:: What the task asks ::
Return all lines from the listing below in which the string "color" occurs.
════════════════════
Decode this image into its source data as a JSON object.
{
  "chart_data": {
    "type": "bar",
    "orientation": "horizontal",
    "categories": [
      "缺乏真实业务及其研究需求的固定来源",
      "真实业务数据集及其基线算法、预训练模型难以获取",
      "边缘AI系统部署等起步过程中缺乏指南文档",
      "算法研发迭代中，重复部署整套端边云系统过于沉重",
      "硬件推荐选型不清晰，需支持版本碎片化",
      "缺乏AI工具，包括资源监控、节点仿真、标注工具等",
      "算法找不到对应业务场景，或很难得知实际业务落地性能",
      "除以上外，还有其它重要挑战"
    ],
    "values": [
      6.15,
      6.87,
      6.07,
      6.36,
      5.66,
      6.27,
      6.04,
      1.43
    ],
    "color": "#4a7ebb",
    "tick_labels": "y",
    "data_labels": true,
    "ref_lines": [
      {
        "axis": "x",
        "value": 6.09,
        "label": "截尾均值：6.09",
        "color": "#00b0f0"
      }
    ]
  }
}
════════════════════
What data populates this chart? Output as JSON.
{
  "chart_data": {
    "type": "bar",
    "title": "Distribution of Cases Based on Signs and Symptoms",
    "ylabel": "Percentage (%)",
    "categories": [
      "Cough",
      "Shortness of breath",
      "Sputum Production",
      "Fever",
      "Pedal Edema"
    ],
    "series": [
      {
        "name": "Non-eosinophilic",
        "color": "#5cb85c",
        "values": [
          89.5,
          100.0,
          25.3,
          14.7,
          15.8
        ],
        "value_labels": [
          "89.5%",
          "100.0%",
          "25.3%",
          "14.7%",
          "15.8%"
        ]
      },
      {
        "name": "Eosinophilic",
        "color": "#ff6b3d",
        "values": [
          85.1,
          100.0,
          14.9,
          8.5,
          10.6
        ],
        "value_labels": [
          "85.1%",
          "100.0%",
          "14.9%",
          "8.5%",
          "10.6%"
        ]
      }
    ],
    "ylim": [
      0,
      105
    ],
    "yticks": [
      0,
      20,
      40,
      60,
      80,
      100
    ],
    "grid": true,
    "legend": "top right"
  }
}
════════════════════
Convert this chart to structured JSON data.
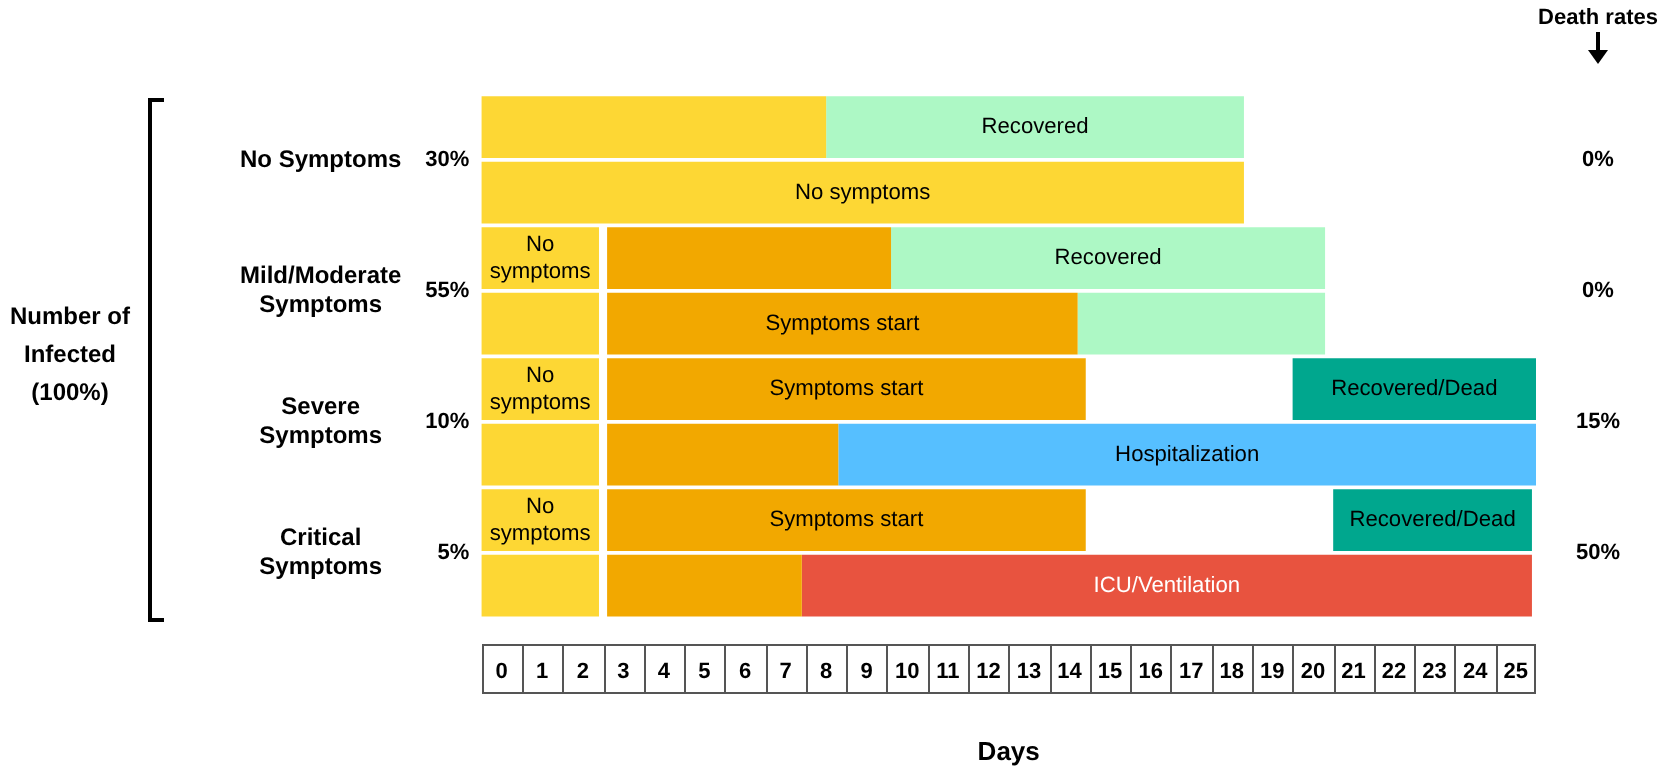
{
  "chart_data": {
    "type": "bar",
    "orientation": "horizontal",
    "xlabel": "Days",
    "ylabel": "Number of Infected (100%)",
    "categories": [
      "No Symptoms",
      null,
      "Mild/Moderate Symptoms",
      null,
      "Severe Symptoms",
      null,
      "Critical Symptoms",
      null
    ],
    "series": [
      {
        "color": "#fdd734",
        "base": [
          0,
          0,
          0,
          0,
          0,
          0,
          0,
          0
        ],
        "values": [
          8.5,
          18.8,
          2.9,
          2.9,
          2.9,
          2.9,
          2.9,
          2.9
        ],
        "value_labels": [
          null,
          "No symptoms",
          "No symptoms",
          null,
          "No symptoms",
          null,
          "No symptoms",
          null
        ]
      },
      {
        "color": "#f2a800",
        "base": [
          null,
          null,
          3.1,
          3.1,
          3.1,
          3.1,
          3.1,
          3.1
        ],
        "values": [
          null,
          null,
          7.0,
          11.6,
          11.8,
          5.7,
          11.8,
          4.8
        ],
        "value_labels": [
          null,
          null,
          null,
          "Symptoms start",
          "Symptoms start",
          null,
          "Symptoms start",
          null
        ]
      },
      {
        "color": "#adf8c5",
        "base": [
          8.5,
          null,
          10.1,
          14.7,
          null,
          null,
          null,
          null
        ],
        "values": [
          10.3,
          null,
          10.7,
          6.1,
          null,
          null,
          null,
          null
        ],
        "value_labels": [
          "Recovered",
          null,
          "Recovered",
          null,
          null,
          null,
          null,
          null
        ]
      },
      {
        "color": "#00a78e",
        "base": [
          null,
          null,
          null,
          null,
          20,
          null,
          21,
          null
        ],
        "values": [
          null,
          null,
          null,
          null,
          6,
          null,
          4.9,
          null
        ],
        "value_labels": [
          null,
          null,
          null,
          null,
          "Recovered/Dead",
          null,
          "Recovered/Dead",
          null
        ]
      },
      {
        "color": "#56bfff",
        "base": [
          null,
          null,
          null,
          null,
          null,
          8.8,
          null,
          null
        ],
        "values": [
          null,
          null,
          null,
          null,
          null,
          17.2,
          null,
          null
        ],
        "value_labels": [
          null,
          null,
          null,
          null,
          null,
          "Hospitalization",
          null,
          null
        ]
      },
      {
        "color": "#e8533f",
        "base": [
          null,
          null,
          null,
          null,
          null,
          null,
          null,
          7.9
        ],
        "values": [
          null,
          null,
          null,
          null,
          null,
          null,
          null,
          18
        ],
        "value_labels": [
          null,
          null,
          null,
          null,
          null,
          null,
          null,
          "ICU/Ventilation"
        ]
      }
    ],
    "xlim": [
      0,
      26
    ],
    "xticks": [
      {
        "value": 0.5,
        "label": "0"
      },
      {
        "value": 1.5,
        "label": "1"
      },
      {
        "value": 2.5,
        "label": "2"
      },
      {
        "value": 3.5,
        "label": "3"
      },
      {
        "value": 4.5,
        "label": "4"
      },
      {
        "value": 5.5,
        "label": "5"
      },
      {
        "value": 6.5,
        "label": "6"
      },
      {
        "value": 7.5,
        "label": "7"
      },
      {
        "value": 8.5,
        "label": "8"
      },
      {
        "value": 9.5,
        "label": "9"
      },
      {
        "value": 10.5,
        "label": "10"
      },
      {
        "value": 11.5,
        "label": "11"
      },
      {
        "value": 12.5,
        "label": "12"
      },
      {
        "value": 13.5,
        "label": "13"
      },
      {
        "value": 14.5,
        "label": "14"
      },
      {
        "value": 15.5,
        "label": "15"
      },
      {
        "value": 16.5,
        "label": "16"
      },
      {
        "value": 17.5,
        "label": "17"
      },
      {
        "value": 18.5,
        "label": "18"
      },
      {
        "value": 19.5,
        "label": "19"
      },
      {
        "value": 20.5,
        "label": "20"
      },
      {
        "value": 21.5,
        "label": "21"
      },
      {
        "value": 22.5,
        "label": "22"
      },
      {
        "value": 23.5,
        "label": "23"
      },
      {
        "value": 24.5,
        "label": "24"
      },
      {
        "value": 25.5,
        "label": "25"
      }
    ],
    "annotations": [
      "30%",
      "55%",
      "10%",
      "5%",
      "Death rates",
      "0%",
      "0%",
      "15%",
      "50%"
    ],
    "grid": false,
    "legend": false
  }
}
════════════════════
:: Response to the task ::
    "color": "#4a7ebb",
        "color": "#00b0f0"
        "color": "#5cb85c",
        "color": "#ff6b3d",
        "color": "#fdd734",
        "color": "#f2a800",
        "color": "#adf8c5",
        "color": "#00a78e",
        "color": "#56bfff",
        "color": "#e8533f",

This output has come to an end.